- [Document text]:
[infinispan-dev] Proposal: ISPN-1394 Manual rehashing in 5.2

Manik Surtani manik at jboss.org
Sat Feb 4 09:49:54 EST 2012


On 1 Feb 2012, at 12:23, Dan Berindei wrote:

> Bela, you're right, this is essentially what we talked about in Lisbon:
> https://community.jboss.org/wiki/AsymmetricCachesAndManualRehashingDesign
> 
> For joins I actually started working on a policy of coalescing joins
> that happen one after the other in a short time interval. The current
> implementation is very primitive, as I shifted focus to stability, but
> it does coalesce joins 1 second after another join started (or while
> that join is still running).
> 
> I don't quite agree with Sanne's assessment that it's fine for
> getCache() to block for 5 minutes until the administrator allows the
> new node to join. We should modify startCaches() instead to signal to
> the coordinator that we are ready to receive data for one or all of
> the defined caches, and wait with a customizable time limit until the
> caches have properly joined the cluster.

- [Tasks to perform]:
[1] According to the post on manual rehashing, how soon after another join has started does the current implementation coalesce joins?
[2] Set down the stretch of the post on manual rehashing from "Manik Surtani manik" through "is still running).".

[Raw records]
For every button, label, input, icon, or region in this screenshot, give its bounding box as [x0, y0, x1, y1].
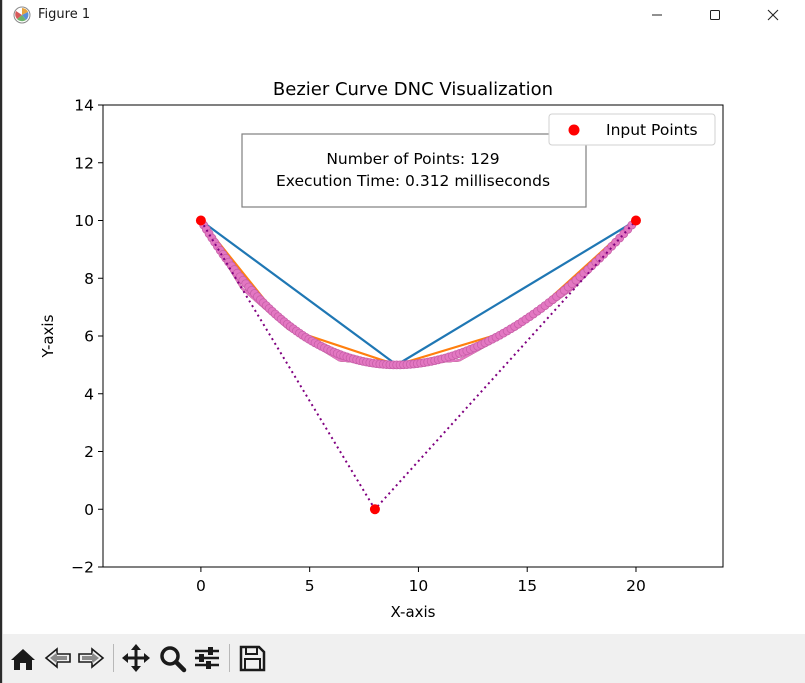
minimize-icon — [652, 14, 662, 16]
x-tick-label: 20 — [626, 577, 646, 595]
y-tick-label: 6 — [84, 328, 94, 346]
chart-title: Bezier Curve DNC Visualization — [273, 79, 553, 100]
matplotlib-app-icon — [13, 6, 31, 24]
y-tick-label: 4 — [84, 385, 94, 403]
chart: 0 5 10 15 20 −2 0 2 4 6 8 10 12 14 Bezier Curve DNC … — [39, 79, 724, 621]
iteration-line-2 — [200, 219, 637, 367]
window-title: Figure 1 — [38, 7, 91, 22]
iteration-line-6 — [199, 219, 637, 366]
home-button[interactable] — [8, 642, 38, 674]
back-icon — [44, 647, 71, 669]
figure-window: Figure 1 0 5 10 15 20 −2 0 2 4 6 8 10 12 14 Bezier C… — [3, 0, 805, 683]
info-annotation: Number of Points: 129 Execution Time: 0.… — [241, 133, 587, 208]
home-icon — [11, 649, 35, 670]
close-button[interactable] — [750, 0, 796, 30]
legend-marker-input-points — [568, 124, 580, 136]
forward-button[interactable] — [76, 642, 106, 674]
save-icon — [239, 645, 266, 672]
save-button[interactable] — [237, 642, 267, 674]
y-tick-label: 8 — [84, 270, 94, 288]
maximize-button[interactable] — [692, 0, 738, 30]
input-point — [195, 215, 206, 226]
x-axis-label: X-axis — [391, 603, 436, 621]
iteration-line-5 — [199, 219, 637, 366]
x-tick-label: 5 — [305, 577, 315, 595]
y-tick-label: 14 — [74, 97, 94, 115]
iteration-line-3 — [199, 219, 637, 366]
annotation-execution-time: Execution Time: 0.312 milliseconds — [276, 172, 550, 190]
title-bar[interactable]: Figure 1 — [3, 0, 805, 30]
zoom-icon — [160, 646, 187, 673]
annotation-point-count: Number of Points: 129 — [326, 150, 499, 168]
annotation-box — [241, 133, 587, 208]
minimize-button[interactable] — [634, 0, 680, 30]
y-tick-label: 2 — [84, 443, 94, 461]
toolbar-separator — [113, 644, 114, 672]
legend-label-input-points: Input Points — [606, 121, 698, 139]
navigation-toolbar — [3, 634, 805, 683]
y-tick-label: 10 — [74, 212, 94, 230]
iteration-line-4 — [199, 219, 637, 366]
y-axis-label: Y-axis — [39, 314, 57, 358]
y-tick-label: −2 — [71, 559, 94, 577]
pan-button[interactable] — [121, 642, 151, 674]
x-tick-label: 10 — [409, 577, 429, 595]
iteration-line-1 — [200, 219, 637, 367]
y-tick-label: 12 — [74, 154, 94, 172]
forward-icon — [78, 647, 105, 669]
maximize-icon — [710, 10, 720, 20]
bezier-curve-line — [199, 219, 638, 367]
input-point — [369, 504, 380, 515]
y-tick-label: 0 — [84, 501, 94, 519]
input-point — [630, 215, 641, 226]
toolbar-separator — [229, 644, 230, 672]
legend: Input Points — [548, 113, 716, 146]
configure-subplots-icon — [195, 647, 219, 669]
configure-subplots-button[interactable] — [192, 642, 222, 674]
x-tick-label: 15 — [517, 577, 537, 595]
zoom-button[interactable] — [157, 642, 187, 674]
close-icon — [767, 9, 779, 21]
pan-icon — [122, 644, 150, 672]
legend-box — [548, 113, 716, 146]
x-tick-label: 0 — [196, 577, 206, 595]
iteration-line-7 — [199, 219, 637, 366]
back-button[interactable] — [43, 642, 73, 674]
figure-canvas[interactable]: 0 5 10 15 20 −2 0 2 4 6 8 10 12 14 Bezier Curve DNC … — [3, 30, 805, 634]
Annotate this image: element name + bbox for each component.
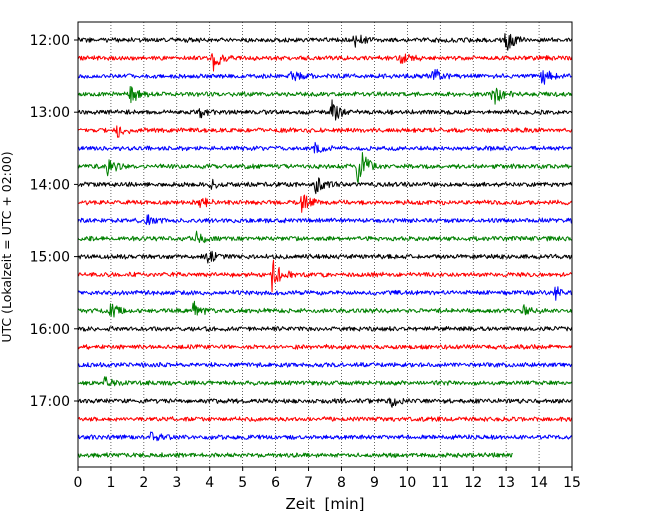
trace-1200: [77, 33, 573, 51]
trace-1500: [77, 250, 573, 264]
y-tick-label: 16:00: [30, 322, 70, 338]
plot-frame: [77, 21, 573, 468]
x-tick-label: 4: [205, 475, 214, 491]
y-tick-label: 17:00: [30, 394, 70, 410]
x-tick-label: 8: [337, 475, 346, 491]
x-axis-title: Zeit [min]: [285, 495, 364, 513]
x-tick-label: 13: [497, 475, 515, 491]
x-tick-label: 14: [530, 475, 548, 491]
y-axis-ticks: 12:00 13:00 14:00 15:00 16:00 17:00: [30, 33, 78, 410]
x-tick-label: 5: [238, 475, 247, 491]
x-tick-label: 1: [106, 475, 115, 491]
x-tick-label: 9: [370, 475, 379, 491]
y-tick-label: 13:00: [30, 105, 70, 121]
x-tick-label: 11: [431, 475, 449, 491]
trace-1215: [77, 53, 573, 72]
y-axis-title: UTC (Lokalzeit = UTC + 02:00): [0, 151, 14, 342]
trace-1300: [77, 99, 573, 121]
trace-1515: [77, 259, 573, 293]
x-tick-label: 15: [563, 475, 581, 491]
trace-1545: [77, 300, 573, 318]
trace-1745: [77, 452, 513, 459]
trace-1715: [77, 416, 573, 422]
trace-1415: [77, 194, 573, 213]
trace-1700: [77, 397, 573, 408]
x-tick-label: 0: [74, 475, 83, 491]
x-tick-label: 2: [139, 475, 148, 491]
trace-1730: [77, 431, 573, 442]
trace-1315: [77, 125, 573, 138]
trace-1430: [77, 214, 573, 226]
x-tick-label: 7: [304, 475, 313, 491]
x-tick-label: 10: [398, 475, 416, 491]
x-tick-label: 3: [172, 475, 181, 491]
x-axis-ticks: 0 1 2 3 4 5 6 7 8 9 10 11 12 13 14 15: [74, 467, 581, 491]
trace-1530: [77, 286, 573, 301]
trace-1615: [77, 343, 573, 350]
trace-layer: [77, 33, 573, 459]
x-tick-label: 12: [464, 475, 482, 491]
trace-1345: [77, 152, 573, 184]
trace-1645: [77, 376, 573, 387]
trace-1230: [77, 68, 573, 85]
trace-1630: [77, 361, 573, 368]
y-tick-label: 12:00: [30, 33, 70, 49]
trace-1400: [77, 177, 573, 195]
trace-1445: [77, 230, 573, 244]
x-tick-label: 6: [271, 475, 280, 491]
trace-1600: [77, 325, 573, 332]
trace-1245: [77, 86, 573, 105]
y-tick-label: 14:00: [30, 177, 70, 193]
grid-lines: [110, 22, 540, 467]
trace-1330: [77, 141, 573, 154]
y-tick-label: 15:00: [30, 250, 70, 266]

- [Task results]:
[1] It coalesces joins 1 second after another join started, or while that join is still running.

[2]
Manik Surtani manik at jboss.org
Sat Feb 4 09:49:54 EST 2012


On 1 Feb 2012, at 12:23, Dan Berindei wrote:

> Bela, you're right, this is essentially what we talked about in Lisbon:
> https://community.jboss.org/wiki/AsymmetricCachesAndManualRehashingDesign
> 
> For joins I actually started working on a policy of coalescing joins
> that happen one after the other in a short time interval. The current
> implementation is very primitive, as I shifted focus to stability, but
> it does coalesce joins 1 second after another join started (or while
> that join is still running).